> [Written exercise]: Repeat the whole listing below, word for word.
>> BEGIN
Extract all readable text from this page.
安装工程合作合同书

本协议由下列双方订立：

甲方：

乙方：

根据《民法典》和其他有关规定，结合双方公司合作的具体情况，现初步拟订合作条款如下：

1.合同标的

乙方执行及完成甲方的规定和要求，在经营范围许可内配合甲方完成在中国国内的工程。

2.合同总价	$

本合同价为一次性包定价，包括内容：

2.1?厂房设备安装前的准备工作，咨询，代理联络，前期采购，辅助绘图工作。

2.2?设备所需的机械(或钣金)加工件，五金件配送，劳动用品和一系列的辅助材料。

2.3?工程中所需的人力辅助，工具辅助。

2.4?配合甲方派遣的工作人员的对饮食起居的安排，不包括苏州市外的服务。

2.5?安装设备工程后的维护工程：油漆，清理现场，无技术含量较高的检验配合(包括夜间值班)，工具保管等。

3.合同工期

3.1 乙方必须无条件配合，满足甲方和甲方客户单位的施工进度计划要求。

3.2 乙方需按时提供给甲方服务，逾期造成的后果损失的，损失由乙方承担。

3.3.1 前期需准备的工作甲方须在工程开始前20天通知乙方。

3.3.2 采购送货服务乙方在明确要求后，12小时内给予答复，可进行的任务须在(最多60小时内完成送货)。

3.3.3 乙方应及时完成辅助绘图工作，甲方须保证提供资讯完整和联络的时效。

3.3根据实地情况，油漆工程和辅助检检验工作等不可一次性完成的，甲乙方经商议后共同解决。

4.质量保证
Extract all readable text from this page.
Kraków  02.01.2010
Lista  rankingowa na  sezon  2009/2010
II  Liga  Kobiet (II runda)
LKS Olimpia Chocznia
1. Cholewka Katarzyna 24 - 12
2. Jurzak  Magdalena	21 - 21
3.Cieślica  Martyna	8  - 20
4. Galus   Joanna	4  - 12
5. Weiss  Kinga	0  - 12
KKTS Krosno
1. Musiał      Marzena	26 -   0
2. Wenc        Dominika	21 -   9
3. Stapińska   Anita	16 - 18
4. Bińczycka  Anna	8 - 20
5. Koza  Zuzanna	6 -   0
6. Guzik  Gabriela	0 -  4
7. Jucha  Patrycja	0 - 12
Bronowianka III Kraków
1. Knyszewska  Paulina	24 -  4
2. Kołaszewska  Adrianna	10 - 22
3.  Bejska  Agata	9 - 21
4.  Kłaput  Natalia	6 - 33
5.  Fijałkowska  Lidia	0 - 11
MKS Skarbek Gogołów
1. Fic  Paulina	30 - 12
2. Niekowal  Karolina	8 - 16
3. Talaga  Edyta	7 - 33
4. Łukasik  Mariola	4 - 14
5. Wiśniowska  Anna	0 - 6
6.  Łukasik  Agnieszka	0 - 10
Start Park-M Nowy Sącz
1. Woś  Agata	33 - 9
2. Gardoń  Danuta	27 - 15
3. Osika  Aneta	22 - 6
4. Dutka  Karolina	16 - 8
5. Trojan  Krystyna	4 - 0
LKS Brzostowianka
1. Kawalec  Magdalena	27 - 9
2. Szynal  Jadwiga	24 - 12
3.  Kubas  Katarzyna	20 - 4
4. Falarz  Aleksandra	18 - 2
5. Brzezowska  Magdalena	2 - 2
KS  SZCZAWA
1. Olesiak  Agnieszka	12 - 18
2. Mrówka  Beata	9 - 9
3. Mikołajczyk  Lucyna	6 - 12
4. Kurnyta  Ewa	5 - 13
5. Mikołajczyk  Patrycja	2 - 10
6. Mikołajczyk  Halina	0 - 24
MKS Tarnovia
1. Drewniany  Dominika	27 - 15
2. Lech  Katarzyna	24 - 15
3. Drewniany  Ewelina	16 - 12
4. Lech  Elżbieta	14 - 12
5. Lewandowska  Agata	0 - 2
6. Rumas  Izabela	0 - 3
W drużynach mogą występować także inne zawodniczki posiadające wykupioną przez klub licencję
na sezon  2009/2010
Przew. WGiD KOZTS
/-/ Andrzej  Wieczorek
>> END
> [Result]:
Extract all readable text from this page.
安装工程合作合同书

本协议由下列双方订立：

甲方：

乙方：

根据《民法典》和其他有关规定，结合双方公司合作的具体情况，现初步拟订合作条款如下：

1.合同标的

乙方执行及完成甲方的规定和要求，在经营范围许可内配合甲方完成在中国国内的工程。

2.合同总价	$

本合同价为一次性包定价，包括内容：

2.1?厂房设备安装前的准备工作，咨询，代理联络，前期采购，辅助绘图工作。

2.2?设备所需的机械(或钣金)加工件，五金件配送，劳动用品和一系列的辅助材料。

2.3?工程中所需的人力辅助，工具辅助。

2.4?配合甲方派遣的工作人员的对饮食起居的安排，不包括苏州市外的服务。

2.5?安装设备工程后的维护工程：油漆，清理现场，无技术含量较高的检验配合(包括夜间值班)，工具保管等。

3.合同工期

3.1 乙方必须无条件配合，满足甲方和甲方客户单位的施工进度计划要求。

3.2 乙方需按时提供给甲方服务，逾期造成的后果损失的，损失由乙方承担。

3.3.1 前期需准备的工作甲方须在工程开始前20天通知乙方。

3.3.2 采购送货服务乙方在明确要求后，12小时内给予答复，可进行的任务须在(最多60小时内完成送货)。

3.3.3 乙方应及时完成辅助绘图工作，甲方须保证提供资讯完整和联络的时效。

3.3根据实地情况，油漆工程和辅助检检验工作等不可一次性完成的，甲乙方经商议后共同解决。

4.质量保证
Extract all readable text from this page.
Kraków  02.01.2010
Lista  rankingowa na  sezon  2009/2010
II  Liga  Kobiet (II runda)
LKS Olimpia Chocznia
1. Cholewka Katarzyna 24 - 12
2. Jurzak  Magdalena	21 - 21
3.Cieślica  Martyna	8  - 20
4. Galus   Joanna	4  - 12
5. Weiss  Kinga	0  - 12
KKTS Krosno
1. Musiał      Marzena	26 -   0
2. Wenc        Dominika	21 -   9
3. Stapińska   Anita	16 - 18
4. Bińczycka  Anna	8 - 20
5. Koza  Zuzanna	6 -   0
6. Guzik  Gabriela	0 -  4
7. Jucha  Patrycja	0 - 12
Bronowianka III Kraków
1. Knyszewska  Paulina	24 -  4
2. Kołaszewska  Adrianna	10 - 22
3.  Bejska  Agata	9 - 21
4.  Kłaput  Natalia	6 - 33
5.  Fijałkowska  Lidia	0 - 11
MKS Skarbek Gogołów
1. Fic  Paulina	30 - 12
2. Niekowal  Karolina	8 - 16
3. Talaga  Edyta	7 - 33
4. Łukasik  Mariola	4 - 14
5. Wiśniowska  Anna	0 - 6
6.  Łukasik  Agnieszka	0 - 10
Start Park-M Nowy Sącz
1. Woś  Agata	33 - 9
2. Gardoń  Danuta	27 - 15
3. Osika  Aneta	22 - 6
4. Dutka  Karolina	16 - 8
5. Trojan  Krystyna	4 - 0
LKS Brzostowianka
1. Kawalec  Magdalena	27 - 9
2. Szynal  Jadwiga	24 - 12
3.  Kubas  Katarzyna	20 - 4
4. Falarz  Aleksandra	18 - 2
5. Brzezowska  Magdalena	2 - 2
KS  SZCZAWA
1. Olesiak  Agnieszka	12 - 18
2. Mrówka  Beata	9 - 9
3. Mikołajczyk  Lucyna	6 - 12
4. Kurnyta  Ewa	5 - 13
5. Mikołajczyk  Patrycja	2 - 10
6. Mikołajczyk  Halina	0 - 24
MKS Tarnovia
1. Drewniany  Dominika	27 - 15
2. Lech  Katarzyna	24 - 15
3. Drewniany  Ewelina	16 - 12
4. Lech  Elżbieta	14 - 12
5. Lewandowska  Agata	0 - 2
6. Rumas  Izabela	0 - 3
W drużynach mogą występować także inne zawodniczki posiadające wykupioną przez klub licencję
na sezon  2009/2010
Przew. WGiD KOZTS
/-/ Andrzej  Wieczorek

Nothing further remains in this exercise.